- Direction
Produce a word-for-word copy of the listing below without its pictures.

- Raw data
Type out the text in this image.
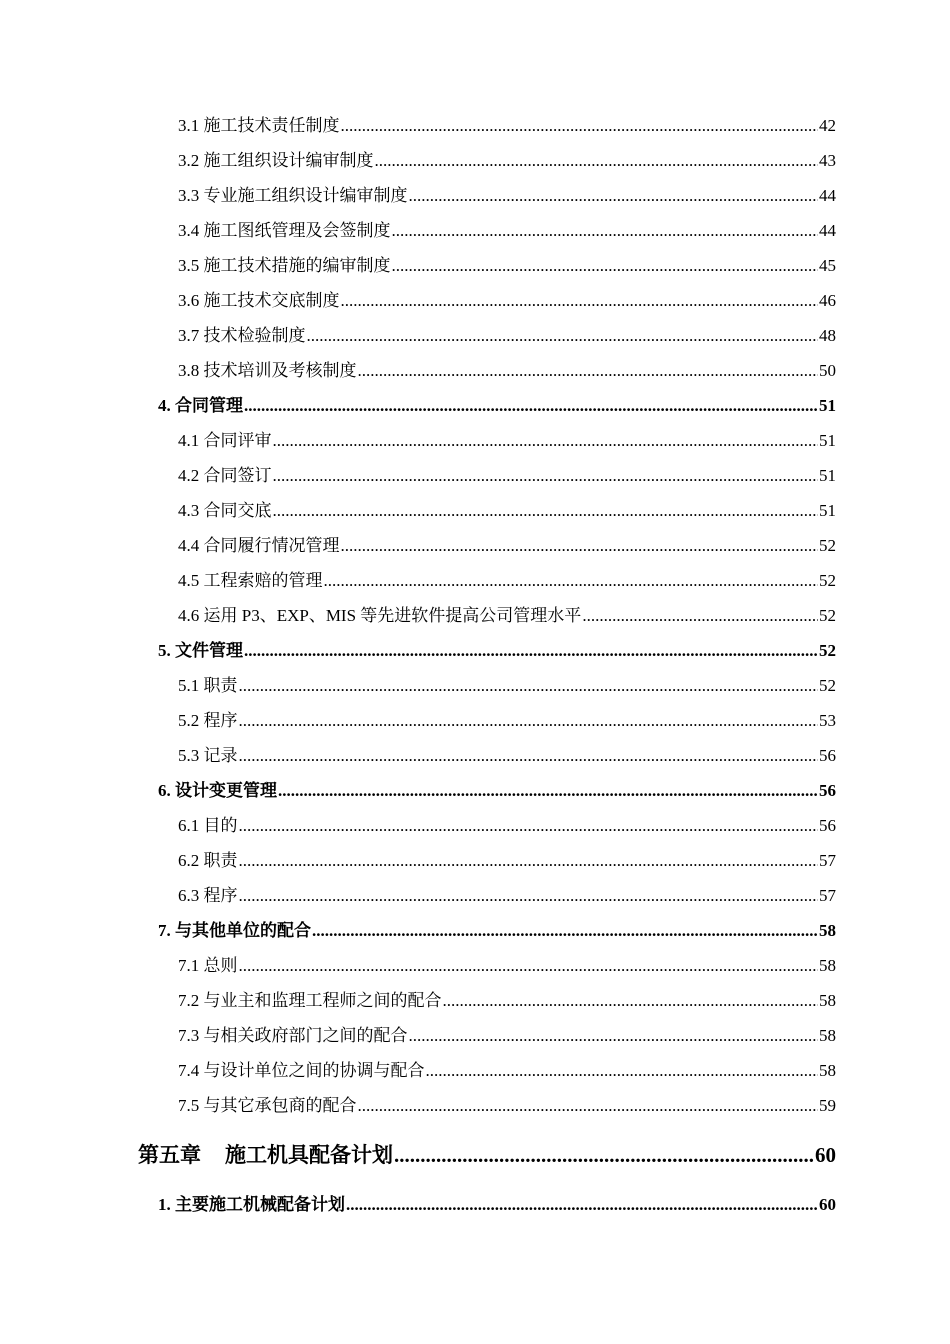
3.1 施工技术责任制度 .....	42
3.2 施工组织设计编审制度 .....	43
3.3 专业施工组织设计编审制度 .....	44
3.4 施工图纸管理及会签制度 .....	44
3.5 施工技术措施的编审制度 .....	45
3.6 施工技术交底制度 .....	46
3.7 技术检验制度 .....	48
3.8 技术培训及考核制度 .....	50
4. 合同管理 .....	51
4.1 合同评审 .....	51
4.2 合同签订 .....	51
4.3 合同交底 .....	51
4.4 合同履行情况管理 .....	52
4.5 工程索赔的管理 .....	52
4.6 运用 P3、EXP、MIS 等先进软件提高公司管理水平 .....	52
5. 文件管理 .....	52
5.1 职责 .....	52
5.2 程序 .....	53
5.3 记录 .....	56
6. 设计变更管理 .....	56
6.1 目的 .....	56
6.2 职责 .....	57
6.3 程序 .....	57
7. 与其他单位的配合 .....	58
7.1 总则 .....	58
7.2 与业主和监理工程师之间的配合 .....	58
7.3 与相关政府部门之间的配合 .....	58
7.4 与设计单位之间的协调与配合 .....	58
7.5 与其它承包商的配合 .....	59
第五章 施工机具配备计划 .....	60
1. 主要施工机械配备计划 .....	60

- Solution to this exercise
Type out the text in this image.
3.1 施工技术责任制度 .....	42
3.2 施工组织设计编审制度 .....	43
3.3 专业施工组织设计编审制度 .....	44
3.4 施工图纸管理及会签制度 .....	44
3.5 施工技术措施的编审制度 .....	45
3.6 施工技术交底制度 .....	46
3.7 技术检验制度 .....	48
3.8 技术培训及考核制度 .....	50
4. 合同管理 .....	51
4.1 合同评审 .....	51
4.2 合同签订 .....	51
4.3 合同交底 .....	51
4.4 合同履行情况管理 .....	52
4.5 工程索赔的管理 .....	52
4.6 运用 P3、EXP、MIS 等先进软件提高公司管理水平 .....	52
5. 文件管理 .....	52
5.1 职责 .....	52
5.2 程序 .....	53
5.3 记录 .....	56
6. 设计变更管理 .....	56
6.1 目的 .....	56
6.2 职责 .....	57
6.3 程序 .....	57
7. 与其他单位的配合 .....	58
7.1 总则 .....	58
7.2 与业主和监理工程师之间的配合 .....	58
7.3 与相关政府部门之间的配合 .....	58
7.4 与设计单位之间的协调与配合 .....	58
7.5 与其它承包商的配合 .....	59
第五章 施工机具配备计划 .....	60
1. 主要施工机械配备计划 .....	60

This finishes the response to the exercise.